- **GIVEN REQUEST**: Word for word, transcribe the lines below and drop the pictures.

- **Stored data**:
= = = =

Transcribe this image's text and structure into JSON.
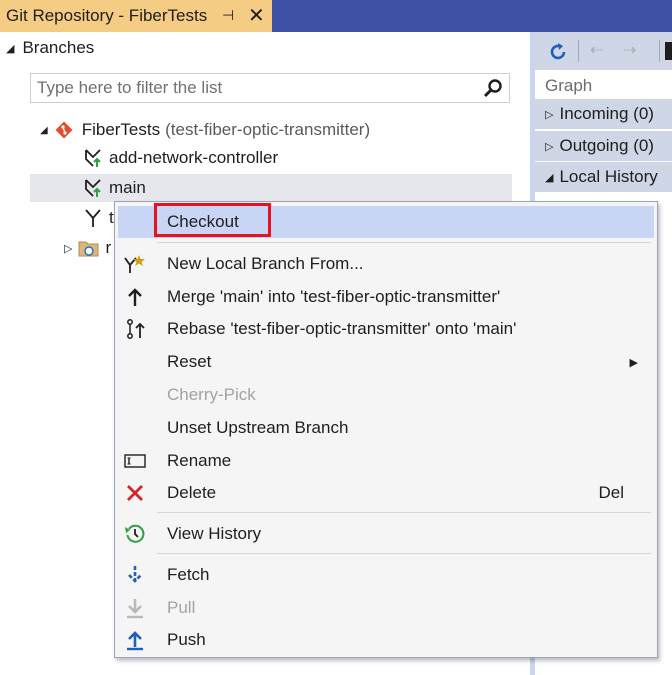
{
  "window": {
    "tab_title": "Git Repository - FiberTests",
    "pin_glyph": "⊣",
    "close_glyph": "✕"
  },
  "branches": {
    "header": "Branches",
    "filter_placeholder": "Type here to filter the list",
    "repo_name": "FiberTests",
    "repo_branch": "(test-fiber-optic-transmitter)",
    "items": [
      {
        "label": "add-network-controller"
      },
      {
        "label": "main"
      },
      {
        "label": "t"
      },
      {
        "label": "r"
      }
    ]
  },
  "right_pane": {
    "graph_label": "Graph",
    "incoming": "Incoming (0)",
    "outgoing": "Outgoing (0)",
    "local_history": "Local History"
  },
  "context_menu": {
    "items": [
      {
        "label": "Checkout",
        "icon": "none"
      },
      {
        "label": "New Local Branch From...",
        "icon": "new-branch-icon"
      },
      {
        "label": "Merge 'main' into 'test-fiber-optic-transmitter'",
        "icon": "merge-icon"
      },
      {
        "label": "Rebase 'test-fiber-optic-transmitter' onto 'main'",
        "icon": "rebase-icon"
      },
      {
        "label": "Reset",
        "icon": "none",
        "submenu": true
      },
      {
        "label": "Cherry-Pick",
        "icon": "none",
        "disabled": true
      },
      {
        "label": "Unset Upstream Branch",
        "icon": "none"
      },
      {
        "label": "Rename",
        "icon": "rename-icon"
      },
      {
        "label": "Delete",
        "icon": "delete-icon",
        "shortcut": "Del"
      },
      {
        "label": "View History",
        "icon": "history-icon"
      },
      {
        "label": "Fetch",
        "icon": "fetch-icon"
      },
      {
        "label": "Pull",
        "icon": "pull-icon",
        "disabled": true
      },
      {
        "label": "Push",
        "icon": "push-icon"
      }
    ],
    "submenu_arrow": "▶"
  },
  "colors": {
    "title_bar": "#3f52a6",
    "active_tab": "#f5cc84",
    "menu_highlight": "#c9d5f5",
    "highlight_box": "#e8111d",
    "git_orange": "#e24d2d",
    "branch_green": "#2ea043"
  }
}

= = = =

- **EXERCISE SOLUTION**:
Transcribe this image's text and structure into JSON.
{
  "window": {
    "tab_title": "Git Repository - FiberTests",
    "pin_glyph": "⊣",
    "close_glyph": "✕"
  },
  "branches": {
    "header": "Branches",
    "filter_placeholder": "Type here to filter the list",
    "repo_name": "FiberTests",
    "repo_branch": "(test-fiber-optic-transmitter)",
    "items": [
      {
        "label": "add-network-controller"
      },
      {
        "label": "main"
      },
      {
        "label": "t"
      },
      {
        "label": "r"
      }
    ]
  },
  "right_pane": {
    "graph_label": "Graph",
    "incoming": "Incoming (0)",
    "outgoing": "Outgoing (0)",
    "local_history": "Local History"
  },
  "context_menu": {
    "items": [
      {
        "label": "Checkout",
        "icon": "none"
      },
      {
        "label": "New Local Branch From...",
        "icon": "new-branch-icon"
      },
      {
        "label": "Merge 'main' into 'test-fiber-optic-transmitter'",
        "icon": "merge-icon"
      },
      {
        "label": "Rebase 'test-fiber-optic-transmitter' onto 'main'",
        "icon": "rebase-icon"
      },
      {
        "label": "Reset",
        "icon": "none",
        "submenu": true
      },
      {
        "label": "Cherry-Pick",
        "icon": "none",
        "disabled": true
      },
      {
        "label": "Unset Upstream Branch",
        "icon": "none"
      },
      {
        "label": "Rename",
        "icon": "rename-icon"
      },
      {
        "label": "Delete",
        "icon": "delete-icon",
        "shortcut": "Del"
      },
      {
        "label": "View History",
        "icon": "history-icon"
      },
      {
        "label": "Fetch",
        "icon": "fetch-icon"
      },
      {
        "label": "Pull",
        "icon": "pull-icon",
        "disabled": true
      },
      {
        "label": "Push",
        "icon": "push-icon"
      }
    ],
    "submenu_arrow": "▶"
  },
  "colors": {
    "title_bar": "#3f52a6",
    "active_tab": "#f5cc84",
    "menu_highlight": "#c9d5f5",
    "highlight_box": "#e8111d",
    "git_orange": "#e24d2d",
    "branch_green": "#2ea043"
  }
}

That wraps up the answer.